__Page__:
[Begin]
Meanwhile, to pry open the interrogation room door which has been shut tight, bar associations are required to undertake nationwide initiatives to develop a framework addressing these issues, which should also be combined with diligent effort by individual lawyers, such as enhancing the role and techniques performed when attending interrogations, challenging the investigative agencies to allow his or her attendance, and if it was rejected, bringing into question the validity of the evidence, including the Recorded Statement Documents.


The Japan Federation of Bar Associations (JFBA) observes that one of the most critical challenges in reforming the Japanese criminal justice system is to fix the issues lying in the investigative phase. We also uphold our belief that the reform must be started by lawyers themselves. From these perspectives, the JFBA issued the Declaration of Matsue (Declaration of the 40th Anniversary of the Japanese Criminal Justice System) at the Convention on the Protection of Human Rights in 1989, thereby commencing our proactive initiatives to improve the criminal justice system, including the inception of the Criminal Defense Center and the launch of activities of on-duty attorneys. The major reform described earlier is the achievement earned through the dedicated practice of numerous defense attorneys over 30 years following the Declaration of Matsue, as well as the supporting initiatives developed by the JFBA and local bar associations. We are committed to verify the current situation and issues of the Japanese criminal justice system, and strive for sustained reform in light of the Constitution of Japan and international human rights law, while watching the latest developments in the EU, the USA, Korea, Taiwan, and other foreign countries.


Under these circumstances, the JFBA resolves that it will endeavor might and main to achieve the following aspirations:

  • Expanding the scope of visualizing interrogations (audio/video recording of the entire questioning process) to encompass all cases.
[End]
__Task set__:
(a) For each statement, say yes or no as to whether it agrees with the JFBA reform passage, and quote the words of the passage that settle it: (i) The JFBA issued the Declaration of Matsue in 1989. (ii) The JFBA holds that reform must be started by the government. (iii) The JFBA seeks to limit audio/video recording of interrogations to serious cases.
(b) Translate this sentence from the JFBA reform passage into Spanish: "We also uphold our belief that the reform must be started by lawyers themselves."
(c) Resume the JFBA reform passage after its final sentence.
The items that follow have no connection to the JFBA reform passage.

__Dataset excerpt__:
[Begin]
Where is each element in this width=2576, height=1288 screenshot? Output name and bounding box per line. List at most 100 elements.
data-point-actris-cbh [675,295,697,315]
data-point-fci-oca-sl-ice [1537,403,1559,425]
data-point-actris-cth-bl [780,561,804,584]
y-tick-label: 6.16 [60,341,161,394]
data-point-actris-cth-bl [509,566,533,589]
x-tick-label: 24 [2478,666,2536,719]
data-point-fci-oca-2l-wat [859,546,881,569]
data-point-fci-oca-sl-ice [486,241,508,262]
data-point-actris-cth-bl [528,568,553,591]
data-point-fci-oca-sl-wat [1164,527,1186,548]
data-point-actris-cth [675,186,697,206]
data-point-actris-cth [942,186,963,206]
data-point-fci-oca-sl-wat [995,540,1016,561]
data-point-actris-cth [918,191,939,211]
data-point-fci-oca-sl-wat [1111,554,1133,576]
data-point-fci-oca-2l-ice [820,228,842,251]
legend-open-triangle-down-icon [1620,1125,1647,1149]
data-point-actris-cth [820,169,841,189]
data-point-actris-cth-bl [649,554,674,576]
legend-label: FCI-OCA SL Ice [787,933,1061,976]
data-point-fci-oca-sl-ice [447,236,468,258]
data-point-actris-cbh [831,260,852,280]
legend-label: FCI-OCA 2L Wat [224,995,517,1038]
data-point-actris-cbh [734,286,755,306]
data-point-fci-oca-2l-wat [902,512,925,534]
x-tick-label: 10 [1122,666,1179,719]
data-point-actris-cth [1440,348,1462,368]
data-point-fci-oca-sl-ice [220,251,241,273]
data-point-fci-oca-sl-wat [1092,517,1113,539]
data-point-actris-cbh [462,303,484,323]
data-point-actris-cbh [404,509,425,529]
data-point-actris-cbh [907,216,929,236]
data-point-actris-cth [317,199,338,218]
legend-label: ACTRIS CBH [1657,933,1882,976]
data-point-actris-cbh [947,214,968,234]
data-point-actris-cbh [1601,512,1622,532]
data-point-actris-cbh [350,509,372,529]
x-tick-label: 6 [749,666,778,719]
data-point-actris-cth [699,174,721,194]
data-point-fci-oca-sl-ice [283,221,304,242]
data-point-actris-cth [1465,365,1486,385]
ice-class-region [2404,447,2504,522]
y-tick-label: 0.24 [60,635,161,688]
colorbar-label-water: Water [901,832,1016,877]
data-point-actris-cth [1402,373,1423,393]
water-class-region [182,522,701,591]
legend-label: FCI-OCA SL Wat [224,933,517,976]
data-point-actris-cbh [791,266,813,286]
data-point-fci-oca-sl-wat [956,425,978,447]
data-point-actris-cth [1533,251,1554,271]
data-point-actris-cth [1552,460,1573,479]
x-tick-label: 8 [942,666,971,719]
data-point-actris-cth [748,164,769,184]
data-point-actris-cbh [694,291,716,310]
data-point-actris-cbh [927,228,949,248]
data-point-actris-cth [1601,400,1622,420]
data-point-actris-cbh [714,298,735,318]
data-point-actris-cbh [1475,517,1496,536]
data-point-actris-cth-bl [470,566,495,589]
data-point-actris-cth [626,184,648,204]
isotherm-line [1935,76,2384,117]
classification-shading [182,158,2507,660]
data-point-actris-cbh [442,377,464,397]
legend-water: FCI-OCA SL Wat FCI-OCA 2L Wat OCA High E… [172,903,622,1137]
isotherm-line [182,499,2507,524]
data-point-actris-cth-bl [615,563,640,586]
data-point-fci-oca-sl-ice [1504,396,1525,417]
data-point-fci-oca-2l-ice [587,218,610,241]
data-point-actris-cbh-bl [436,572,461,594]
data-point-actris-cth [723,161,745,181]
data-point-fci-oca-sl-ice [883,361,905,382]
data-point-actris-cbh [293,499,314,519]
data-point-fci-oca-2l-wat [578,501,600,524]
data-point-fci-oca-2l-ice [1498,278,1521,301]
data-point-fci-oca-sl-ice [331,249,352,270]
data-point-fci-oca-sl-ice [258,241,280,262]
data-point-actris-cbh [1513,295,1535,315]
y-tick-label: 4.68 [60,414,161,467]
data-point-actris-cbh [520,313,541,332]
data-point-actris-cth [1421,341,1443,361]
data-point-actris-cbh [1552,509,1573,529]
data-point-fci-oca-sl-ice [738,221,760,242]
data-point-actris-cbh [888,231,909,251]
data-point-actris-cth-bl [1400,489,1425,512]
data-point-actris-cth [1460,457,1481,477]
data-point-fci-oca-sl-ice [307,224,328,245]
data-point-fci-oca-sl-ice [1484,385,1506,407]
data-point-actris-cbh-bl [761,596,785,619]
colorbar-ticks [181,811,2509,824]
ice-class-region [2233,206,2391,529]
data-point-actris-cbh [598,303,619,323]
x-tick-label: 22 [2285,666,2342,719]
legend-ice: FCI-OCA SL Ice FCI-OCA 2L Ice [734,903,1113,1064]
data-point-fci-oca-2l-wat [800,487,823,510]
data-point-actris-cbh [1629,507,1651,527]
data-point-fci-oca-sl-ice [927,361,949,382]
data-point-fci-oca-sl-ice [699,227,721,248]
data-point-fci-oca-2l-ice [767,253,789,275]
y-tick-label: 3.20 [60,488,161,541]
[End]
__Written responses__:
(a)
(i) Yes: "the JFBA issued the Declaration of Matsue (Declaration of the 40th Anniversary of the Japanese Criminal Justice System) at the Convention on the Protection of Human Rights in 1989"
(ii) No: "We also uphold our belief that the reform must be started by lawyers themselves."
(iii) No: "Expanding the scope of visualizing interrogations (audio/video recording of the entire questioning process) to encompass all cases."

(b) Asimismo, mantenemos nuestra convicción de que la reforma debe ser iniciada por los propios abogados.

(c)
  • Guaranteeing the opportunity for suspects to have pre-interrogation counseling by a lawyer to ensure that the constitutional right to have the assistance of counsel is reified.
  • Ensuring that the court appointed counsel system is applied to suspects immediately after their arrest.
  • Reforming the detention system (including strict application of the principle prohibiting the use of physical restraint devices in court, introducing the court order of Home Detention, etc. as an alternative system replacing detention at detention center, introducing pre-indictment bail, reducing the detention period, and regulating the length of interrogation)
  • Enhancing the evidence disclosure system encompassing pre-indictment disclosure.
  • Establishing the right to counsel’s presence at interrogation.

In addition to the above, we request as follows:

    1. That the government modify the Code of Criminal Procedure so that it will spell out clearly that the public prosecutors, public prosecutors’ assistant officers, or police officers must allow counsel’s presence at interrogations, if the suspect or counsel so requests.
    2. That the Prosecutor General and the Commissioner General of the National Police Agency authorize, for a period until the legal amendment as described in item 1. is legislated, counsel’s attendance at interrogations, if the suspect or counsel so requests.


The JFBA proclaims as above on this occasion of the 70th anniversary of the promulgation of the Code of Criminal Procedure, the 30th anniversary of the publication of the Declaration of Matsue, and the 10th anniversary of the introduction of the saiban-in trial.